Exercise data:

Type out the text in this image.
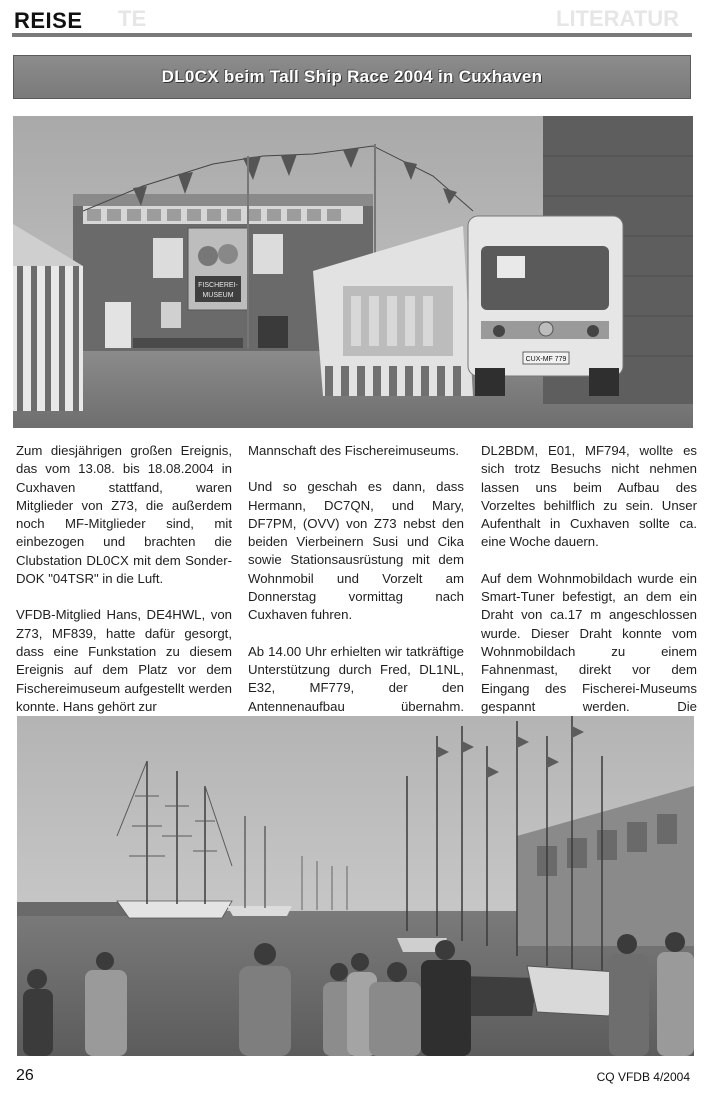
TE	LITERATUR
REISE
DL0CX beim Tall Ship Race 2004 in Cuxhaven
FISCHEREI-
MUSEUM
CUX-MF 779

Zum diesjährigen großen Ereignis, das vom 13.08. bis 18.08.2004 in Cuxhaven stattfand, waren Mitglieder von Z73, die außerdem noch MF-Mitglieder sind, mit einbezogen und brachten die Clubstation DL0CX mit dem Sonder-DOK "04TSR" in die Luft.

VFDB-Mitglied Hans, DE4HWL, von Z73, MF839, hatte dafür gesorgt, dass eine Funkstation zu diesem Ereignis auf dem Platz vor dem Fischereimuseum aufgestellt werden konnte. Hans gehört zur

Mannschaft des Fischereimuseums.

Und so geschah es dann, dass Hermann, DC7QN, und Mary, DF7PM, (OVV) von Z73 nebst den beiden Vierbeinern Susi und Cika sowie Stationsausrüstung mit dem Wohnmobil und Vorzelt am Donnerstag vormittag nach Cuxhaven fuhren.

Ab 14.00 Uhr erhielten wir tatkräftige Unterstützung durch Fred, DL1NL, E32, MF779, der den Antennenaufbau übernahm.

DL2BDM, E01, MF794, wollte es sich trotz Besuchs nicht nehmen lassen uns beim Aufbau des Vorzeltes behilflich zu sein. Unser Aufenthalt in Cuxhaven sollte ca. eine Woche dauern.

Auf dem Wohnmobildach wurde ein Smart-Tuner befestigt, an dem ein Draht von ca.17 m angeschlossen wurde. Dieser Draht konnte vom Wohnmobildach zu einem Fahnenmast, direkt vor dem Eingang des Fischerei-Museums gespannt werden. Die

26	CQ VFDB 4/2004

==

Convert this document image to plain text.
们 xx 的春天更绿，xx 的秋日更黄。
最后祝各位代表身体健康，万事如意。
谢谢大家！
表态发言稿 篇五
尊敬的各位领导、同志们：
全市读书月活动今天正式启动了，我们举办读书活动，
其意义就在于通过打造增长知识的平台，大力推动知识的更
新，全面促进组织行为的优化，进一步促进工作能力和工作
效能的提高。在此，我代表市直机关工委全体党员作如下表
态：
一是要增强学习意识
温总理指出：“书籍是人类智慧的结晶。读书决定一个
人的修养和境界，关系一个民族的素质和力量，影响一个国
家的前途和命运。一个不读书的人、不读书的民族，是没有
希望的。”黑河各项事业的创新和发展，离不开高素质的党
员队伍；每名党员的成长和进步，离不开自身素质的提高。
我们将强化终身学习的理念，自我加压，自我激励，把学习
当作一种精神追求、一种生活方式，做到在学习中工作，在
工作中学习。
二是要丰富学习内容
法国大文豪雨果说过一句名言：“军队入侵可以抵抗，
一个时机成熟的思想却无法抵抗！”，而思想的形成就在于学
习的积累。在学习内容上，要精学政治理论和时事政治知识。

* * *

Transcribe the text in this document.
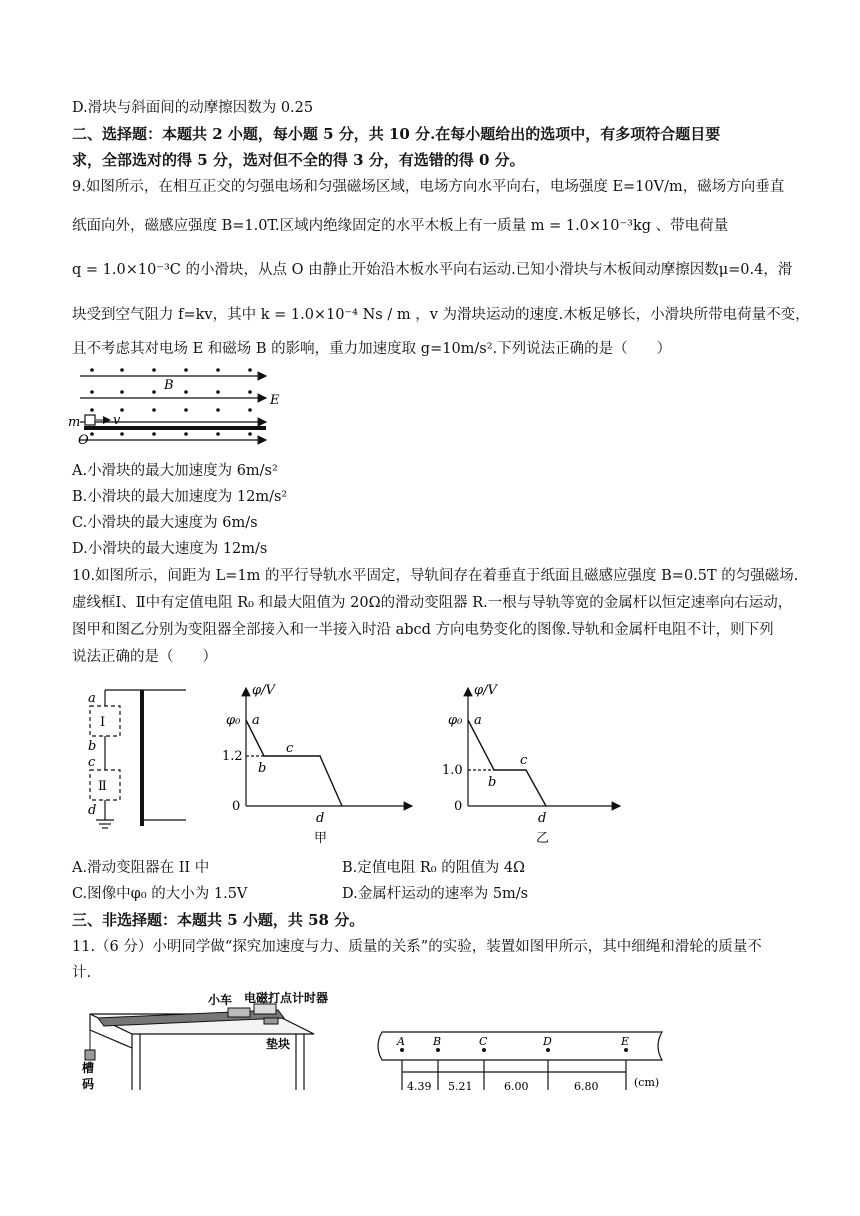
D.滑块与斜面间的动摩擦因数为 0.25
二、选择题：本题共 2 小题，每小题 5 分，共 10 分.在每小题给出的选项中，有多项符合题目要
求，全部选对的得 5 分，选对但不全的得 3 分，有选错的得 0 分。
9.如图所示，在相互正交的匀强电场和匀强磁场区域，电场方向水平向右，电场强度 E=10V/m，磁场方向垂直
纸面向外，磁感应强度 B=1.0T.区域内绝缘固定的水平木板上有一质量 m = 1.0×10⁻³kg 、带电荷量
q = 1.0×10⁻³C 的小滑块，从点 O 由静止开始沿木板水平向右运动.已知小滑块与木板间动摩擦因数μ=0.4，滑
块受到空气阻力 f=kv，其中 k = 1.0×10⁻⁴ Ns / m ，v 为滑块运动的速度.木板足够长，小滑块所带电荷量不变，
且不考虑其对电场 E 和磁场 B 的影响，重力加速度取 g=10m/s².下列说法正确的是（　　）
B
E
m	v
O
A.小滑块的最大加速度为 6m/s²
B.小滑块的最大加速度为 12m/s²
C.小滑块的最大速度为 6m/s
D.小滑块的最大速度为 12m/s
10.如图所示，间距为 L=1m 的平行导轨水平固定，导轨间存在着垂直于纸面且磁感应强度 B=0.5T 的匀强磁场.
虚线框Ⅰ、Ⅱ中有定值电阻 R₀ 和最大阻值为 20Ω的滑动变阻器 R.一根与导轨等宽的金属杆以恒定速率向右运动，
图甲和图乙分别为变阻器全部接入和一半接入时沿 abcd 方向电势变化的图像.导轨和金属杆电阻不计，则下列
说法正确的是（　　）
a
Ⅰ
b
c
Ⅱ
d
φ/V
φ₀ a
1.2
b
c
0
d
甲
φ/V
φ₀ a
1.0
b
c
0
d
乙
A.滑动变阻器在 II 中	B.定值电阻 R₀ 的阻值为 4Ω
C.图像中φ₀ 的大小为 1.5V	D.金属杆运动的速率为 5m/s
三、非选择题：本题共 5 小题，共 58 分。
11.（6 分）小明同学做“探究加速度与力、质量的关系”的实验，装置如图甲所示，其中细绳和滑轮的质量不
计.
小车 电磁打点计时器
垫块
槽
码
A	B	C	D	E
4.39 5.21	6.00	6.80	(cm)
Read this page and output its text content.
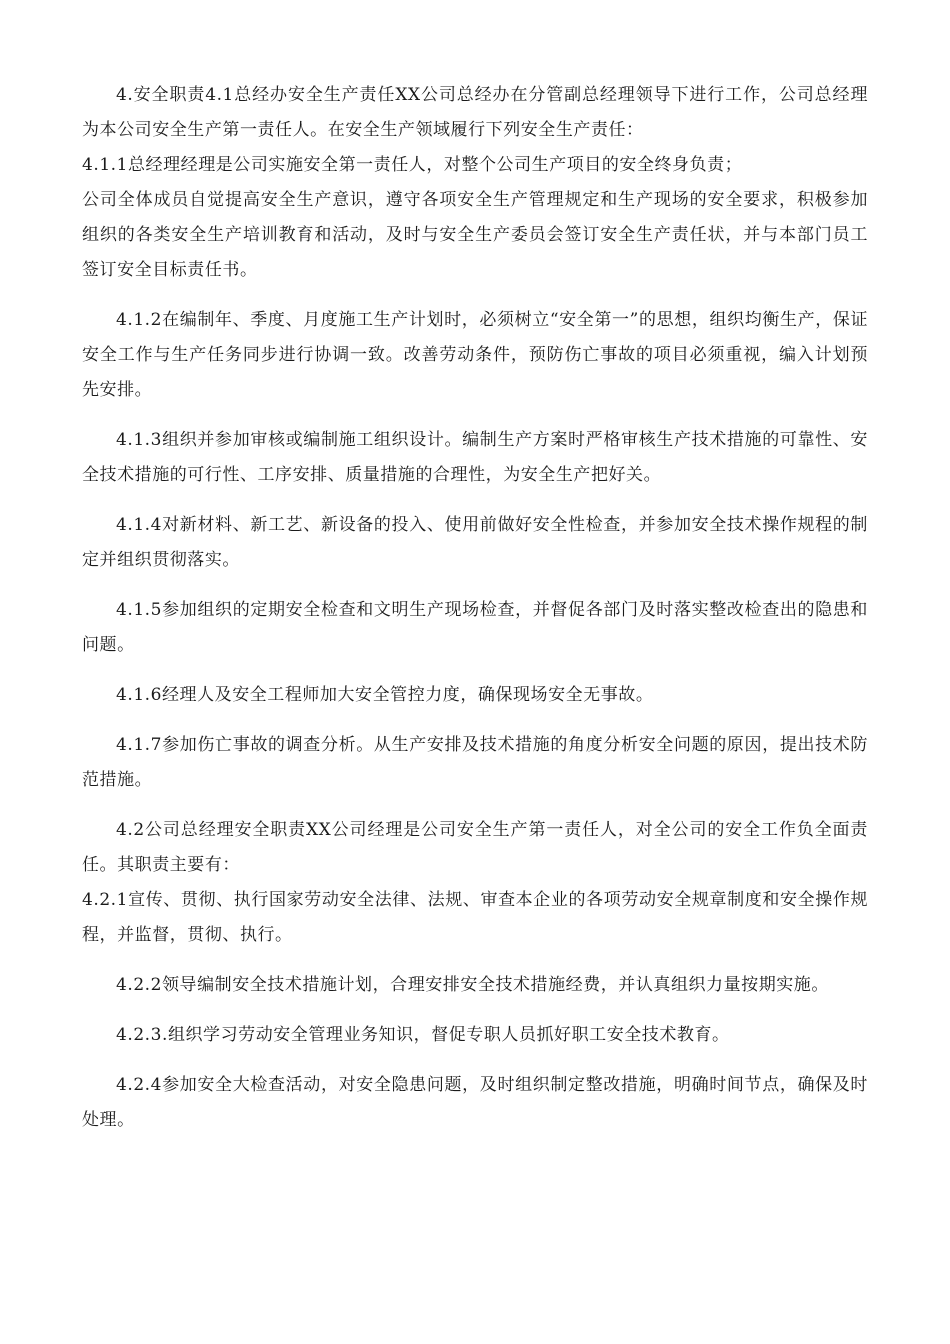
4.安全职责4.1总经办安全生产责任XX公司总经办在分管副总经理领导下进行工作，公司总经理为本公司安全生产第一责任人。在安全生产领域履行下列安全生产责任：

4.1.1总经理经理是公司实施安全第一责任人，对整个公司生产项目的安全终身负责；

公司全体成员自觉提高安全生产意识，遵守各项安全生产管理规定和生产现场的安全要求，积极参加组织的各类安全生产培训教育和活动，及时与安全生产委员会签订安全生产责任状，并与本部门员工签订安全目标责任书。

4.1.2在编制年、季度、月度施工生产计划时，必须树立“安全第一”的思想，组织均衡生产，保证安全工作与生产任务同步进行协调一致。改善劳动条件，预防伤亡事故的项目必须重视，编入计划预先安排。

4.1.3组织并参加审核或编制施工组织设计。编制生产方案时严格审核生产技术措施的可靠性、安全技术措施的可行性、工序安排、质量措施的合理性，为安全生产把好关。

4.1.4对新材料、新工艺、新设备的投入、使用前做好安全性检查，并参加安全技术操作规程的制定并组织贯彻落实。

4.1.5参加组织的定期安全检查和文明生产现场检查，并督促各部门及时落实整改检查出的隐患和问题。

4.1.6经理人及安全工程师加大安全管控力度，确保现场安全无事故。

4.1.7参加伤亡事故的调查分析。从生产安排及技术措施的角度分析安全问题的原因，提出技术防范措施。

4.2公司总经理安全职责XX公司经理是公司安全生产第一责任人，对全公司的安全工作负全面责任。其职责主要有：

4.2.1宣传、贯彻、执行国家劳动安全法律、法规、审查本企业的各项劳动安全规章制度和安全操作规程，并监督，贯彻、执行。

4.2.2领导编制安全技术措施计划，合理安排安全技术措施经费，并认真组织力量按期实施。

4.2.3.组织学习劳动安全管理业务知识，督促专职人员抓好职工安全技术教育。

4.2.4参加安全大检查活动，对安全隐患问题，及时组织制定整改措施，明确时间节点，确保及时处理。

Set task:
Select the lines from the entries that include the word "Ereignis".

Problem solution:
Zum diesjährigen großen Ereignis, das vom 13.08. bis 18.08.2004 in Cuxhaven stattfand, waren Mitglieder von Z73, die außerdem noch MF-Mitglieder sind, mit einbezogen und brachten die Clubstation DL0CX mit dem Sonder-DOK "04TSR" in die Luft.
VFDB-Mitglied Hans, DE4HWL, von Z73, MF839, hatte dafür gesorgt, dass eine Funkstation zu diesem Ereignis auf dem Platz vor dem Fischereimuseum aufgestellt werden konnte. Hans gehört zur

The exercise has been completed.